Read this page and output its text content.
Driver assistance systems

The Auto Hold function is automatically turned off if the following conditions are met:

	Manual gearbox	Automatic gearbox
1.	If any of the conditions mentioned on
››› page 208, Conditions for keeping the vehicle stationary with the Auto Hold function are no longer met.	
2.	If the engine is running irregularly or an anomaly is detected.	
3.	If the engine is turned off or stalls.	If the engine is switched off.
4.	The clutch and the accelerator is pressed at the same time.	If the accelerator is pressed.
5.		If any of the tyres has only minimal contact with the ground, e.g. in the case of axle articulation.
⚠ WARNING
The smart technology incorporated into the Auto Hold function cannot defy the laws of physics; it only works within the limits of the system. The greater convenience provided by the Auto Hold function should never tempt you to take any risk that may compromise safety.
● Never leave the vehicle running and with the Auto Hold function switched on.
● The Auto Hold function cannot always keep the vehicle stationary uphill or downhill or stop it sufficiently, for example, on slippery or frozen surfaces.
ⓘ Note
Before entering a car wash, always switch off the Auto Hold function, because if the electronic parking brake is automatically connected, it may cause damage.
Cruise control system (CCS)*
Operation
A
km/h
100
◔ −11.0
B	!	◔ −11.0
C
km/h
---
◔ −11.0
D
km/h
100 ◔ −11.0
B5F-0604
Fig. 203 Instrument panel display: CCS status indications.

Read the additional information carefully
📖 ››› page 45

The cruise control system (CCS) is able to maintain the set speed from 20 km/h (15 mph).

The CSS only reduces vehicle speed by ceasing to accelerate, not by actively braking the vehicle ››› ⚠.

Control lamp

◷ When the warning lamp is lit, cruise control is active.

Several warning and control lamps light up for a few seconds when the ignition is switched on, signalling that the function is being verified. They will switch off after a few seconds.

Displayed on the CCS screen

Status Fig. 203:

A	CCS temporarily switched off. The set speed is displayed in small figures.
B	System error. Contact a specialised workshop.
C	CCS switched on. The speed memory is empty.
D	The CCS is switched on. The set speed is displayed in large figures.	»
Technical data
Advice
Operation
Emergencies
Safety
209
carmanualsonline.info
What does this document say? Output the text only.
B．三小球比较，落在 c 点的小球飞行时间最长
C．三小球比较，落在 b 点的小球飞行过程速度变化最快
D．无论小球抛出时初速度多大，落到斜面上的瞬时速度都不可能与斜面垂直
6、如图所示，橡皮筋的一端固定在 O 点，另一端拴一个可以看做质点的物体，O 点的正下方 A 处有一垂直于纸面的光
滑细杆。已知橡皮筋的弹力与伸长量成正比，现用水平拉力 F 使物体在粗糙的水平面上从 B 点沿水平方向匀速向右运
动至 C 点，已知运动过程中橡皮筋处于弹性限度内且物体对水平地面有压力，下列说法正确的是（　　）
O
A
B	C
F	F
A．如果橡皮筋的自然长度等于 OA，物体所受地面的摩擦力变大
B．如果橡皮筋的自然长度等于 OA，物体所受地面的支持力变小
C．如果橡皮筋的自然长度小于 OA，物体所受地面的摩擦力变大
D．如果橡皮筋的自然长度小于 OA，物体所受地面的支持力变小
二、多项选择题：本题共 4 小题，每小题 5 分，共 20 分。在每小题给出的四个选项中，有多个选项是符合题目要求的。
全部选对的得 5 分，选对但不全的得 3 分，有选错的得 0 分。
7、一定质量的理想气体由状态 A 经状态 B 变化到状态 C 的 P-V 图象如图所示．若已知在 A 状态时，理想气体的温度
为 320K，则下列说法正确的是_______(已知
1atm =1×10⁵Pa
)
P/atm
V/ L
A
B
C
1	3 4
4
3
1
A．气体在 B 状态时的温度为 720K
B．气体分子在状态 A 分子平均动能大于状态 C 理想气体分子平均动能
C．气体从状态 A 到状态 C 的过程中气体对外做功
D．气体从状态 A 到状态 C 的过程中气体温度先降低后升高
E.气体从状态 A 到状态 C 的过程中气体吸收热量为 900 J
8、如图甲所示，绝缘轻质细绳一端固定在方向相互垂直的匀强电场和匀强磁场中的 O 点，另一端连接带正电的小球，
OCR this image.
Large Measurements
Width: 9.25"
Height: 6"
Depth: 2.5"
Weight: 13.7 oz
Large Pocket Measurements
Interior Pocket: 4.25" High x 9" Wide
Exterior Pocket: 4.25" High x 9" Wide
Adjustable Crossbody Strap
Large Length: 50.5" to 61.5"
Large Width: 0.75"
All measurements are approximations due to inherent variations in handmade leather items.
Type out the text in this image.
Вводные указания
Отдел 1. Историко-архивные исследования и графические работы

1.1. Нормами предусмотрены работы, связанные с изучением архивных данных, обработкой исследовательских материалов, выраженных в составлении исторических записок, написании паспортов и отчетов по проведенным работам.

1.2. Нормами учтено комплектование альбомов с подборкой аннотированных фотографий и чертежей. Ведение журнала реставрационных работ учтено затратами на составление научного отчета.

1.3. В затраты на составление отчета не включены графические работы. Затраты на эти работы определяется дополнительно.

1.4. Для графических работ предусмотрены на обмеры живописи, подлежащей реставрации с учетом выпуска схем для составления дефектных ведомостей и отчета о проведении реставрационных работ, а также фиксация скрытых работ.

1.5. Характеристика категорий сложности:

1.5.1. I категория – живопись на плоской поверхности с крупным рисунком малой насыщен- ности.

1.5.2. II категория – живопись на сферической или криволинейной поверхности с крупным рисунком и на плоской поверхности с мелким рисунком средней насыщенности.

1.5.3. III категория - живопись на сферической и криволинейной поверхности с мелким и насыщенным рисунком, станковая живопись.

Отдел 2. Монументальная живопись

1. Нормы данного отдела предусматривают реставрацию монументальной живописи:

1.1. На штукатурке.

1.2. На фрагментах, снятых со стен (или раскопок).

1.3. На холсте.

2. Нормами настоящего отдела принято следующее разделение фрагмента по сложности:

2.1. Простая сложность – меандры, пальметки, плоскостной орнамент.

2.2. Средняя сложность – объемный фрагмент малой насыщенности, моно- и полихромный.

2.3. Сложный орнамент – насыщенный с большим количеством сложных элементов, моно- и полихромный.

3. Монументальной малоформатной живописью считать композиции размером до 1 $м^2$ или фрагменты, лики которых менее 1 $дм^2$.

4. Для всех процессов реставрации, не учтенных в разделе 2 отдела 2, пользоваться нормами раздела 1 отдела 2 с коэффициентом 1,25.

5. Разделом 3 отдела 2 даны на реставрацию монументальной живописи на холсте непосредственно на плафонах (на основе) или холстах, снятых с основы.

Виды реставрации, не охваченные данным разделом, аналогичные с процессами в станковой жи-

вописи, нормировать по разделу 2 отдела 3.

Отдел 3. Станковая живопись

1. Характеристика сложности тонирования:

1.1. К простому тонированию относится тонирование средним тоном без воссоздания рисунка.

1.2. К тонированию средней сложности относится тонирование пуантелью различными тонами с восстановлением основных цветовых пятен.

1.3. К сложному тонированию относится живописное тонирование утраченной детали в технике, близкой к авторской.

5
○ ○ ○ ○
• _Written request_: From the data above, copy each line where the string "сферической" appears.

• _Response to this exercise_:
1.5.2. II категория – живопись на сферической или криволинейной поверхности с крупным рисунком и на плоской поверхности с мелким рисунком средней насыщенности.
1.5.3. III категория - живопись на сферической и криволинейной поверхности с мелким и насыщенным рисунком, станковая живопись.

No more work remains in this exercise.